Problem details
Wherever the word "Lakewood" appears in the entries, copy the whole line.

Data shown
=-=-=-=-=
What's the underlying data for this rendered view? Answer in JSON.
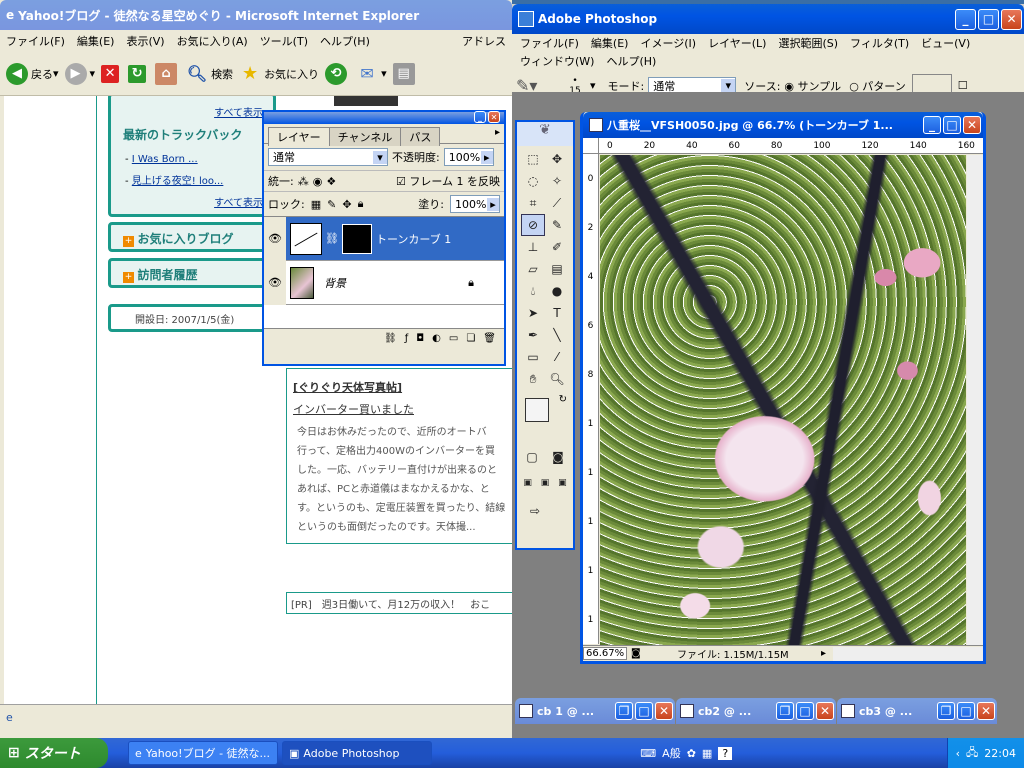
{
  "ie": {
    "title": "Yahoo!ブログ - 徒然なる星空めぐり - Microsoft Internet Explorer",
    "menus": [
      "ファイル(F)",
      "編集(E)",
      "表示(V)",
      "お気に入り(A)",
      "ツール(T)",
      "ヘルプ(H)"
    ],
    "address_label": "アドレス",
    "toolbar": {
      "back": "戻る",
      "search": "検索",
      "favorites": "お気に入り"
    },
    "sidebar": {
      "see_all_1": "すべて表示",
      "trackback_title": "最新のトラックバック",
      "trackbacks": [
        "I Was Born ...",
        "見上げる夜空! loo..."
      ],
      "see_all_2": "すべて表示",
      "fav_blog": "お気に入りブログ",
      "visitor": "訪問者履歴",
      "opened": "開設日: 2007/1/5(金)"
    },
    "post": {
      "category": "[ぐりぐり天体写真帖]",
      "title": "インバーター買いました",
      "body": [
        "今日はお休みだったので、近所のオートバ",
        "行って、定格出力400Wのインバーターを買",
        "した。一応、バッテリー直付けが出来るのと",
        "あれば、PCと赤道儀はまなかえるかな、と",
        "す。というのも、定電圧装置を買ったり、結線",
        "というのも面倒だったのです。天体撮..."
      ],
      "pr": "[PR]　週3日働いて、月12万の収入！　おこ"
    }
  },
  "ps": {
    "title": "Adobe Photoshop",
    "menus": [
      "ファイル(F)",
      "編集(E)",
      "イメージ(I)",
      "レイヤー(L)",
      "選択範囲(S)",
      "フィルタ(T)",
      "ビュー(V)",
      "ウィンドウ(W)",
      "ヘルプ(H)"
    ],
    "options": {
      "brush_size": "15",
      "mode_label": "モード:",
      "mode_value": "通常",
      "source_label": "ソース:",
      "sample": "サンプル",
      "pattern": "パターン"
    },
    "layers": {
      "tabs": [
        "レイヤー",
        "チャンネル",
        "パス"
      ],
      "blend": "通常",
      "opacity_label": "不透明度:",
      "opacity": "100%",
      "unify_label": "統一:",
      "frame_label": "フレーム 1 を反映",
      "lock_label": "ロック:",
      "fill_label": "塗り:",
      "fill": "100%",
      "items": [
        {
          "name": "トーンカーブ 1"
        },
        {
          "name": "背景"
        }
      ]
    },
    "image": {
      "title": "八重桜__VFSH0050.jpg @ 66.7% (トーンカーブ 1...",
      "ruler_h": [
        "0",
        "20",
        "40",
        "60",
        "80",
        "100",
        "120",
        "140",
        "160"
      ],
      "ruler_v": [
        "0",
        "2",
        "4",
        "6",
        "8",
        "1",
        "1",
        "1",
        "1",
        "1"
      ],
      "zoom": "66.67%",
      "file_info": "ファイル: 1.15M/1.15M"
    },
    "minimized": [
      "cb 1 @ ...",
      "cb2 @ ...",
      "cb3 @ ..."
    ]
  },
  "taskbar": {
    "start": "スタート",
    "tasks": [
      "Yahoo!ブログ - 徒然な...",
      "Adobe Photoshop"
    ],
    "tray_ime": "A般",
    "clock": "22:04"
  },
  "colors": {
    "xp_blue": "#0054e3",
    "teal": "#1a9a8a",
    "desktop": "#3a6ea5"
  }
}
=-=-=-=-=
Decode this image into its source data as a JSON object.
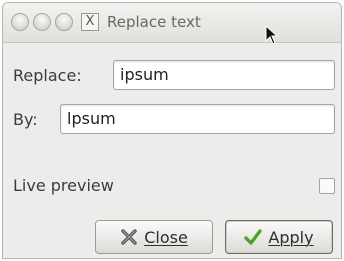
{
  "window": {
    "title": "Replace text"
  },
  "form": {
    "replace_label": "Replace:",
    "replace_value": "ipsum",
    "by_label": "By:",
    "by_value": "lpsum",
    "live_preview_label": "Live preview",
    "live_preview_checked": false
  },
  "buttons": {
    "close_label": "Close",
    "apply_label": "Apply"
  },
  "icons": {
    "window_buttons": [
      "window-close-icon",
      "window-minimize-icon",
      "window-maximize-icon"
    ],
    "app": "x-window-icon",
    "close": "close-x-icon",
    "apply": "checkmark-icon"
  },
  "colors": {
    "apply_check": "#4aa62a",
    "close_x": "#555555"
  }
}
=-=-=-=-=
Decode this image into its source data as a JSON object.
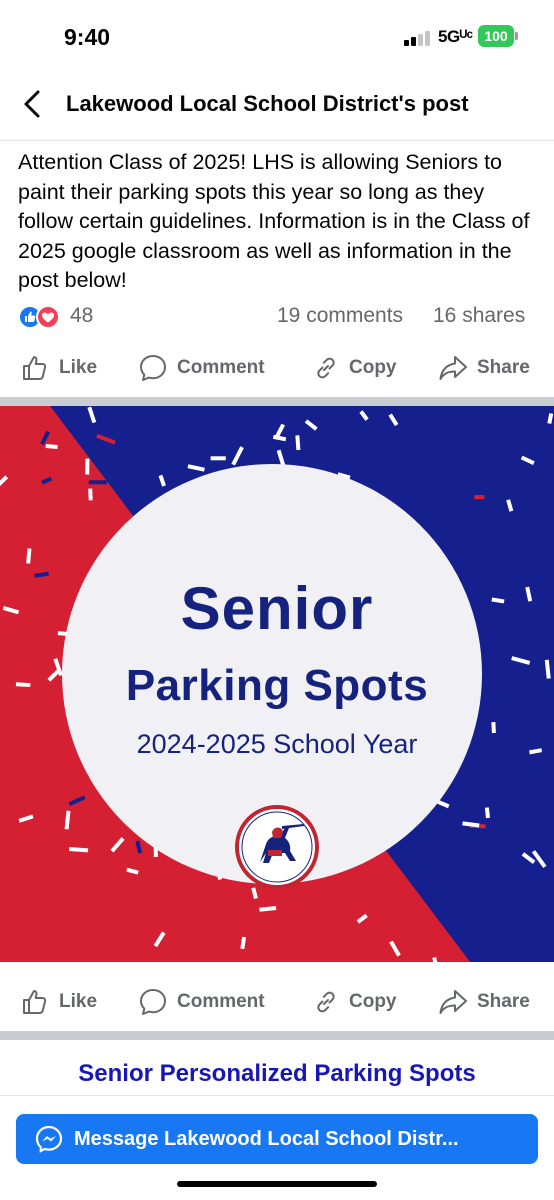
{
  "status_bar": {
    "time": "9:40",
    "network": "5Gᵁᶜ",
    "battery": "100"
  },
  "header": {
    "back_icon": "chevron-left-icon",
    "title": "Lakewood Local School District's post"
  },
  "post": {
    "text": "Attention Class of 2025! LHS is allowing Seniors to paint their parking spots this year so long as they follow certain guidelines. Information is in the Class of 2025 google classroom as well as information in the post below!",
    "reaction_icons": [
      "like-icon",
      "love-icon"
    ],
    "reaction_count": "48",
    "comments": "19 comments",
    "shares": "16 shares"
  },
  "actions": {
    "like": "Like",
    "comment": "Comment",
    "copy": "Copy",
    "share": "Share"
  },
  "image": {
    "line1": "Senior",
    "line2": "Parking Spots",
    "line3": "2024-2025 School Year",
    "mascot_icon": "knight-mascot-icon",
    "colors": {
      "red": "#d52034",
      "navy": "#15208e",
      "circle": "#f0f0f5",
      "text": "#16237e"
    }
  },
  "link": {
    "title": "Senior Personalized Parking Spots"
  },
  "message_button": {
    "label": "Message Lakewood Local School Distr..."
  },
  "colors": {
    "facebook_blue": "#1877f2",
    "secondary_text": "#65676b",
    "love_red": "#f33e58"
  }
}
=-=-=-=-=
Complete output
    "title": "Lakewood Local School District's post"
    "label": "Message Lakewood Local School Distr..."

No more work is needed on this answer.